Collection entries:

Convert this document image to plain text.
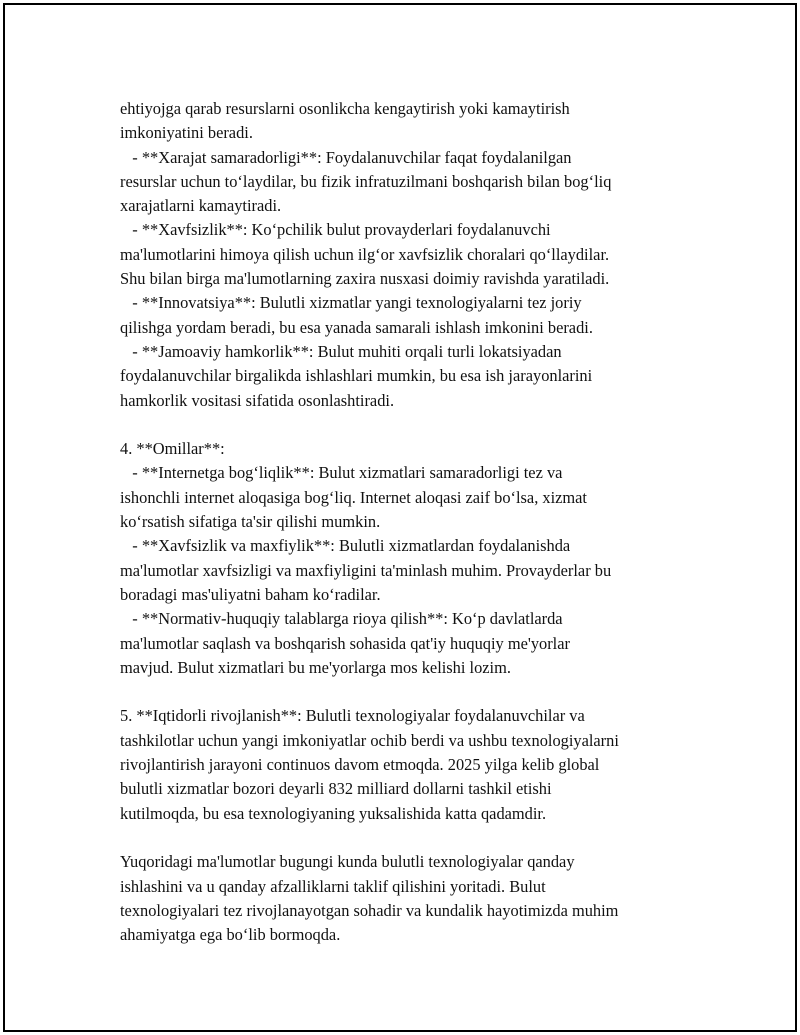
ehtiyojga qarab resurslarni osonlikcha kengaytirish yoki kamaytirish
imkoniyatini beradi.
- **Xarajat samaradorligi**: Foydalanuvchilar faqat foydalanilgan
resurslar uchun to‘laydilar, bu fizik infratuzilmani boshqarish bilan bog‘liq
xarajatlarni kamaytiradi.
- **Xavfsizlik**: Ko‘pchilik bulut provayderlari foydalanuvchi
ma'lumotlarini himoya qilish uchun ilg‘or xavfsizlik choralari qo‘llaydilar.
Shu bilan birga ma'lumotlarning zaxira nusxasi doimiy ravishda yaratiladi.
- **Innovatsiya**: Bulutli xizmatlar yangi texnologiyalarni tez joriy
qilishga yordam beradi, bu esa yanada samarali ishlash imkonini beradi.
- **Jamoaviy hamkorlik**: Bulut muhiti orqali turli lokatsiyadan
foydalanuvchilar birgalikda ishlashlari mumkin, bu esa ish jarayonlarini
hamkorlik vositasi sifatida osonlashtiradi.
4. **Omillar**:
- **Internetga bog‘liqlik**: Bulut xizmatlari samaradorligi tez va
ishonchli internet aloqasiga bog‘liq. Internet aloqasi zaif bo‘lsa, xizmat
ko‘rsatish sifatiga ta'sir qilishi mumkin.
- **Xavfsizlik va maxfiylik**: Bulutli xizmatlardan foydalanishda
ma'lumotlar xavfsizligi va maxfiyligini ta'minlash muhim. Provayderlar bu
boradagi mas'uliyatni baham ko‘radilar.
- **Normativ-huquqiy talablarga rioya qilish**: Ko‘p davlatlarda
ma'lumotlar saqlash va boshqarish sohasida qat'iy huquqiy me'yorlar
mavjud. Bulut xizmatlari bu me'yorlarga mos kelishi lozim.
5. **Iqtidorli rivojlanish**: Bulutli texnologiyalar foydalanuvchilar va
tashkilotlar uchun yangi imkoniyatlar ochib berdi va ushbu texnologiyalarni
rivojlantirish jarayoni continuos davom etmoqda. 2025 yilga kelib global
bulutli xizmatlar bozori deyarli 832 milliard dollarni tashkil etishi
kutilmoqda, bu esa texnologiyaning yuksalishida katta qadamdir.
Yuqoridagi ma'lumotlar bugungi kunda bulutli texnologiyalar qanday
ishlashini va u qanday afzalliklarni taklif qilishini yoritadi. Bulut
texnologiyalari tez rivojlanayotgan sohadir va kundalik hayotimizda muhim
ahamiyatga ega bo‘lib bormoqda.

SET EXERCISE: Copy every line of the listing that includes the string "xizmatlari".

THE REPLY:
- **Internetga bog‘liqlik**: Bulut xizmatlari samaradorligi tez va
mavjud. Bulut xizmatlari bu me'yorlarga mos kelishi lozim.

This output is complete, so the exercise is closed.